==== Data provided ====

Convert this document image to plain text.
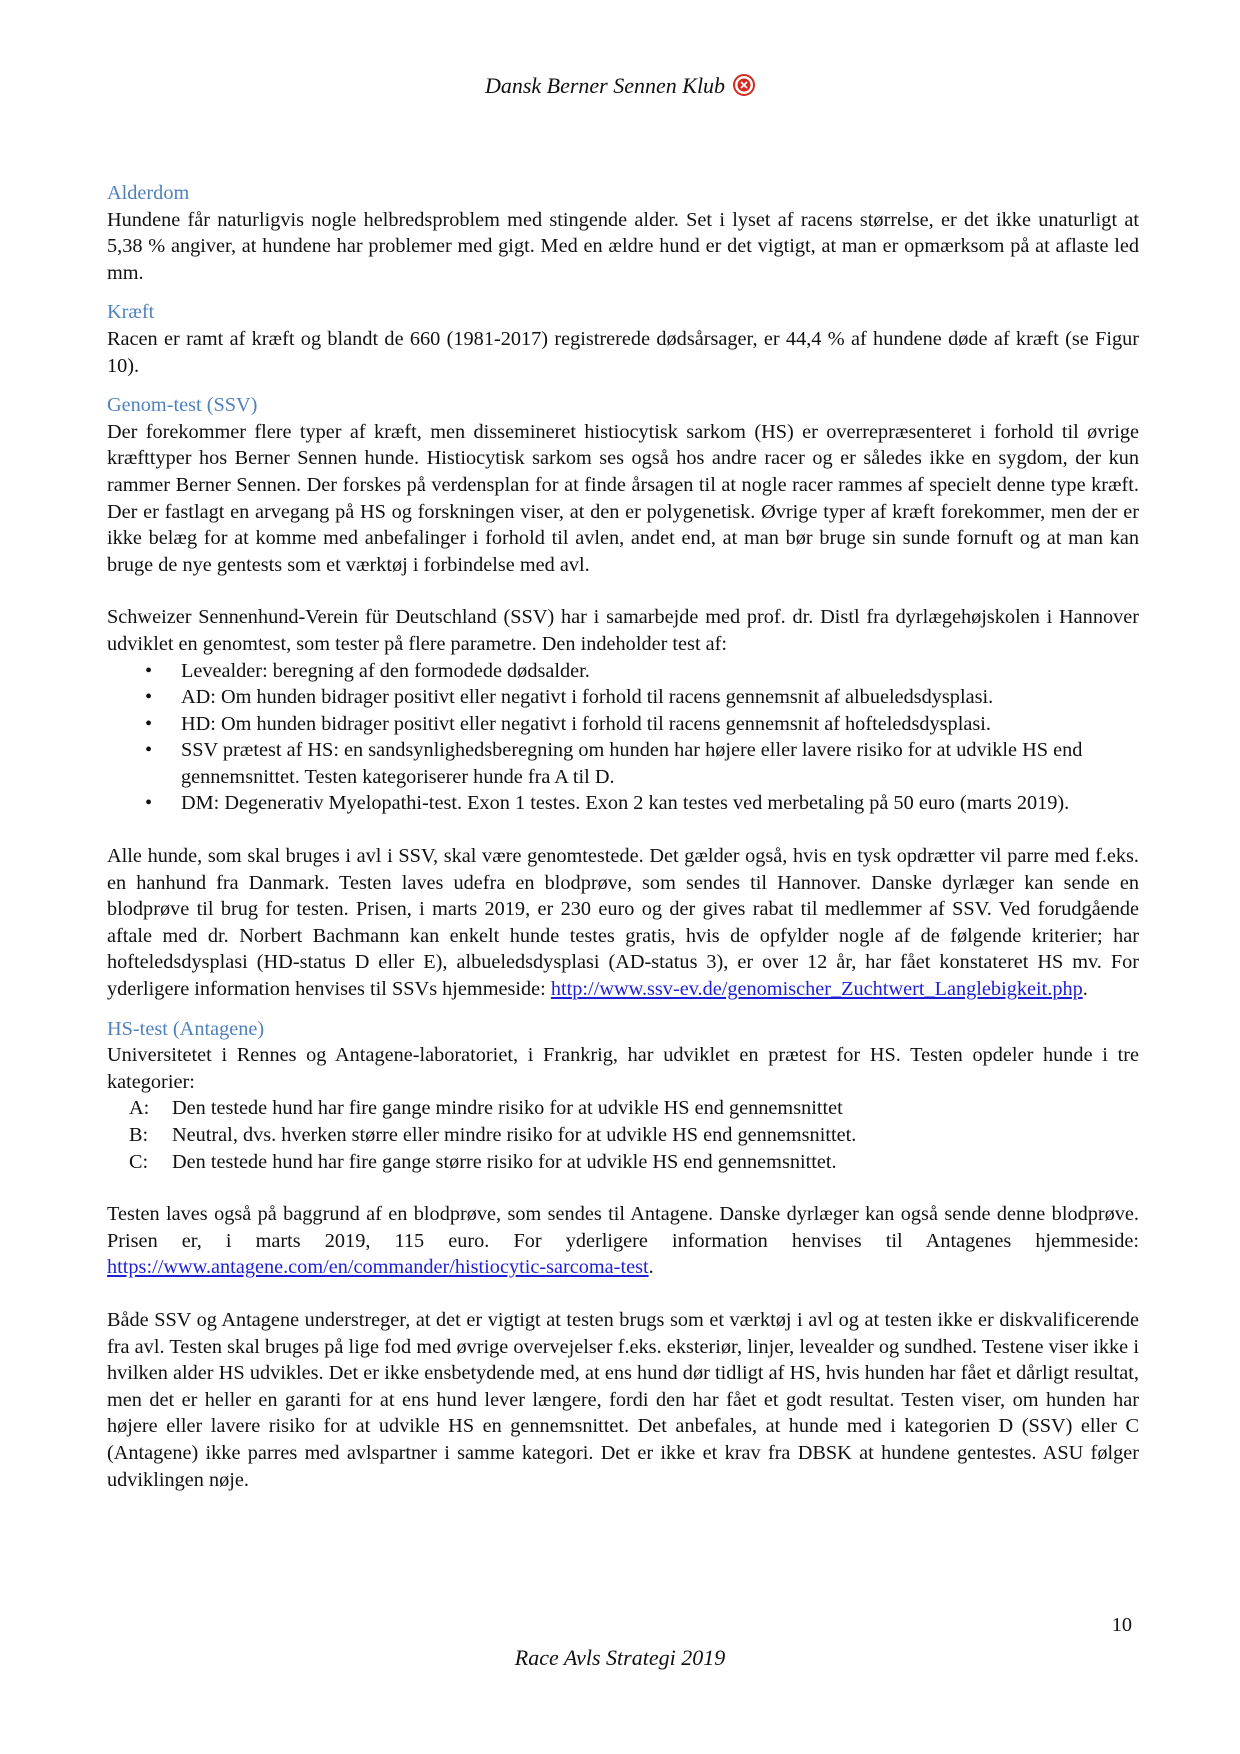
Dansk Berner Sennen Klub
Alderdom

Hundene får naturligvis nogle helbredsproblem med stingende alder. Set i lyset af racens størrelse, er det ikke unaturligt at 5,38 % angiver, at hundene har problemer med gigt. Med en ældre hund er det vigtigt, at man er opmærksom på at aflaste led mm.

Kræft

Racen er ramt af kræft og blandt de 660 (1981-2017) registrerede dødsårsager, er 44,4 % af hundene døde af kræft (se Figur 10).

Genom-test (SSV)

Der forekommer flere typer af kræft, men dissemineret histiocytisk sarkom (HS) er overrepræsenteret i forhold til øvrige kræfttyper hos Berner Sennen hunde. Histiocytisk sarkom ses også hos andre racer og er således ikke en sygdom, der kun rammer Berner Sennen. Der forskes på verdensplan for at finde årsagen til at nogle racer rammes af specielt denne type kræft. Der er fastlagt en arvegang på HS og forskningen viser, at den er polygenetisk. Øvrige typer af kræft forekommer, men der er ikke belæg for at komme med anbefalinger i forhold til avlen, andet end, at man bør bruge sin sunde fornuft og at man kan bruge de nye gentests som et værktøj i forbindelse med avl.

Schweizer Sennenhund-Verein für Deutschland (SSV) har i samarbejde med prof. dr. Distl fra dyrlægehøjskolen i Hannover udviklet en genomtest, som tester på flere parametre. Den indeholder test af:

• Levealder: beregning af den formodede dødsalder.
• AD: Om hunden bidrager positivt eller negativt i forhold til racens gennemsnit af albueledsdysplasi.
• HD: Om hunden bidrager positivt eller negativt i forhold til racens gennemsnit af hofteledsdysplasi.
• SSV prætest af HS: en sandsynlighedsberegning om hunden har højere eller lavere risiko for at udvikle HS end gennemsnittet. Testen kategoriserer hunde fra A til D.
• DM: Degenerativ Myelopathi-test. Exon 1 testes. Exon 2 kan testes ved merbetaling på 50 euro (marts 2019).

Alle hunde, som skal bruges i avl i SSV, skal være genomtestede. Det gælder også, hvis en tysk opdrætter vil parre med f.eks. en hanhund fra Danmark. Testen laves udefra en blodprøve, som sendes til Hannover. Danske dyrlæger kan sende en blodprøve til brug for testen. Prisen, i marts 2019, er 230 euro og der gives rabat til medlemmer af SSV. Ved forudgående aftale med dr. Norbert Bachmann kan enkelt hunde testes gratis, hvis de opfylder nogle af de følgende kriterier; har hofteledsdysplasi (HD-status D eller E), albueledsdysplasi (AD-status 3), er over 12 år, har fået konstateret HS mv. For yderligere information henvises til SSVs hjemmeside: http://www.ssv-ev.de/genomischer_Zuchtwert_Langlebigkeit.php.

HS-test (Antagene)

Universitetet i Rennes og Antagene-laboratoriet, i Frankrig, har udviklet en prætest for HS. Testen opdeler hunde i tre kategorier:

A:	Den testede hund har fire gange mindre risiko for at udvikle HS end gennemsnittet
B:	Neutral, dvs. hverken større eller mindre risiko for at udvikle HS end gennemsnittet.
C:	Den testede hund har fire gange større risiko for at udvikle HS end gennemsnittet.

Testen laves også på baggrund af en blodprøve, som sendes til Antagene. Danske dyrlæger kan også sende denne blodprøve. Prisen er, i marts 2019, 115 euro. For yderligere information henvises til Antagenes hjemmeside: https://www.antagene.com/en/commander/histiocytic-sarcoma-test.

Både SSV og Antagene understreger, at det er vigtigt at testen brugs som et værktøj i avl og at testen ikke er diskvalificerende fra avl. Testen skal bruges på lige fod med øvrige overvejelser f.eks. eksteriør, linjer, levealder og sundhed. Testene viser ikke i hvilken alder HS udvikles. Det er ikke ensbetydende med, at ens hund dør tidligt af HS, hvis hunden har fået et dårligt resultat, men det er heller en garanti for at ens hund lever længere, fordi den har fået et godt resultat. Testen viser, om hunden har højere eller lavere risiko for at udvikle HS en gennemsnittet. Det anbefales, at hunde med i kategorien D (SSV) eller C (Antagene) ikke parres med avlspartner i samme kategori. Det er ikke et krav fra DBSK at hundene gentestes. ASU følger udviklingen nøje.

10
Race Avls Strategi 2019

====

• [Action item] Leaving out the images, return the entries above exactly as they read.

• [Written solution]
Convert this document image to plain text.
Dansk Berner Sennen Klub
Alderdom

Hundene får naturligvis nogle helbredsproblem med stingende alder. Set i lyset af racens størrelse, er det ikke unaturligt at 5,38 % angiver, at hundene har problemer med gigt. Med en ældre hund er det vigtigt, at man er opmærksom på at aflaste led mm.

Kræft

Racen er ramt af kræft og blandt de 660 (1981-2017) registrerede dødsårsager, er 44,4 % af hundene døde af kræft (se Figur 10).

Genom-test (SSV)

Der forekommer flere typer af kræft, men dissemineret histiocytisk sarkom (HS) er overrepræsenteret i forhold til øvrige kræfttyper hos Berner Sennen hunde. Histiocytisk sarkom ses også hos andre racer og er således ikke en sygdom, der kun rammer Berner Sennen. Der forskes på verdensplan for at finde årsagen til at nogle racer rammes af specielt denne type kræft. Der er fastlagt en arvegang på HS og forskningen viser, at den er polygenetisk. Øvrige typer af kræft forekommer, men der er ikke belæg for at komme med anbefalinger i forhold til avlen, andet end, at man bør bruge sin sunde fornuft og at man kan bruge de nye gentests som et værktøj i forbindelse med avl.

Schweizer Sennenhund-Verein für Deutschland (SSV) har i samarbejde med prof. dr. Distl fra dyrlægehøjskolen i Hannover udviklet en genomtest, som tester på flere parametre. Den indeholder test af:

• Levealder: beregning af den formodede dødsalder.
• AD: Om hunden bidrager positivt eller negativt i forhold til racens gennemsnit af albueledsdysplasi.
• HD: Om hunden bidrager positivt eller negativt i forhold til racens gennemsnit af hofteledsdysplasi.
• SSV prætest af HS: en sandsynlighedsberegning om hunden har højere eller lavere risiko for at udvikle HS end gennemsnittet. Testen kategoriserer hunde fra A til D.
• DM: Degenerativ Myelopathi-test. Exon 1 testes. Exon 2 kan testes ved merbetaling på 50 euro (marts 2019).

Alle hunde, som skal bruges i avl i SSV, skal være genomtestede. Det gælder også, hvis en tysk opdrætter vil parre med f.eks. en hanhund fra Danmark. Testen laves udefra en blodprøve, som sendes til Hannover. Danske dyrlæger kan sende en blodprøve til brug for testen. Prisen, i marts 2019, er 230 euro og der gives rabat til medlemmer af SSV. Ved forudgående aftale med dr. Norbert Bachmann kan enkelt hunde testes gratis, hvis de opfylder nogle af de følgende kriterier; har hofteledsdysplasi (HD-status D eller E), albueledsdysplasi (AD-status 3), er over 12 år, har fået konstateret HS mv. For yderligere information henvises til SSVs hjemmeside: http://www.ssv-ev.de/genomischer_Zuchtwert_Langlebigkeit.php.

HS-test (Antagene)

Universitetet i Rennes og Antagene-laboratoriet, i Frankrig, har udviklet en prætest for HS. Testen opdeler hunde i tre kategorier:

A:	Den testede hund har fire gange mindre risiko for at udvikle HS end gennemsnittet
B:	Neutral, dvs. hverken større eller mindre risiko for at udvikle HS end gennemsnittet.
C:	Den testede hund har fire gange større risiko for at udvikle HS end gennemsnittet.

Testen laves også på baggrund af en blodprøve, som sendes til Antagene. Danske dyrlæger kan også sende denne blodprøve. Prisen er, i marts 2019, 115 euro. For yderligere information henvises til Antagenes hjemmeside: https://www.antagene.com/en/commander/histiocytic-sarcoma-test.

Både SSV og Antagene understreger, at det er vigtigt at testen brugs som et værktøj i avl og at testen ikke er diskvalificerende fra avl. Testen skal bruges på lige fod med øvrige overvejelser f.eks. eksteriør, linjer, levealder og sundhed. Testene viser ikke i hvilken alder HS udvikles. Det er ikke ensbetydende med, at ens hund dør tidligt af HS, hvis hunden har fået et dårligt resultat, men det er heller en garanti for at ens hund lever længere, fordi den har fået et godt resultat. Testen viser, om hunden har højere eller lavere risiko for at udvikle HS en gennemsnittet. Det anbefales, at hunde med i kategorien D (SSV) eller C (Antagene) ikke parres med avlspartner i samme kategori. Det er ikke et krav fra DBSK at hundene gentestes. ASU følger udviklingen nøje.

10
Race Avls Strategi 2019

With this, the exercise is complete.